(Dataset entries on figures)
"""

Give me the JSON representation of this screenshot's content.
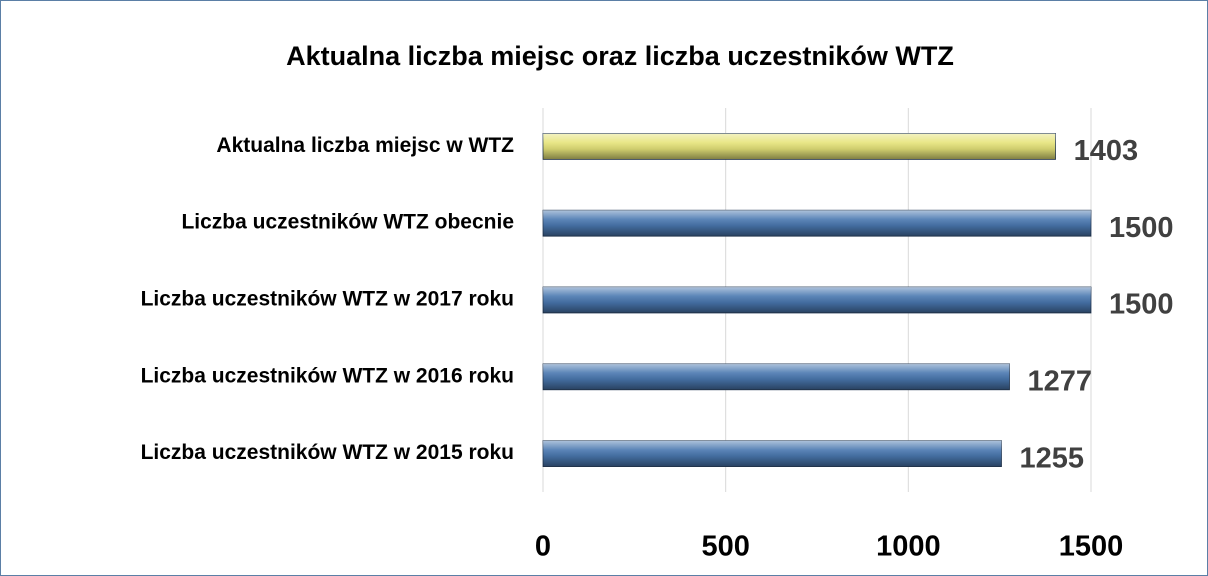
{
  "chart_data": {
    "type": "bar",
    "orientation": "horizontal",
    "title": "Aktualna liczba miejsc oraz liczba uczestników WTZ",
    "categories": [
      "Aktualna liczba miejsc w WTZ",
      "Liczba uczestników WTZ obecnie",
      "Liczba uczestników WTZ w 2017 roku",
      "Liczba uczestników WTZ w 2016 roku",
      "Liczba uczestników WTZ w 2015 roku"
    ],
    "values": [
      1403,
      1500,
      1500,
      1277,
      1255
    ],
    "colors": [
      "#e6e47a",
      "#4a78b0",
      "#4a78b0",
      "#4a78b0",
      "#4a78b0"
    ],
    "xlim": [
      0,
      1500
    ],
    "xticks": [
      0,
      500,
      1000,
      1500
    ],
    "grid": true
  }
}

"""

What the task requires. Exclude the images, then output the data above word for word.

Response.
Give me the JSON representation of this screenshot's content.
{
  "chart_data": {
    "type": "bar",
    "orientation": "horizontal",
    "title": "Aktualna liczba miejsc oraz liczba uczestników WTZ",
    "categories": [
      "Aktualna liczba miejsc w WTZ",
      "Liczba uczestników WTZ obecnie",
      "Liczba uczestników WTZ w 2017 roku",
      "Liczba uczestników WTZ w 2016 roku",
      "Liczba uczestników WTZ w 2015 roku"
    ],
    "values": [
      1403,
      1500,
      1500,
      1277,
      1255
    ],
    "colors": [
      "#e6e47a",
      "#4a78b0",
      "#4a78b0",
      "#4a78b0",
      "#4a78b0"
    ],
    "xlim": [
      0,
      1500
    ],
    "xticks": [
      0,
      500,
      1000,
      1500
    ],
    "grid": true
  }
}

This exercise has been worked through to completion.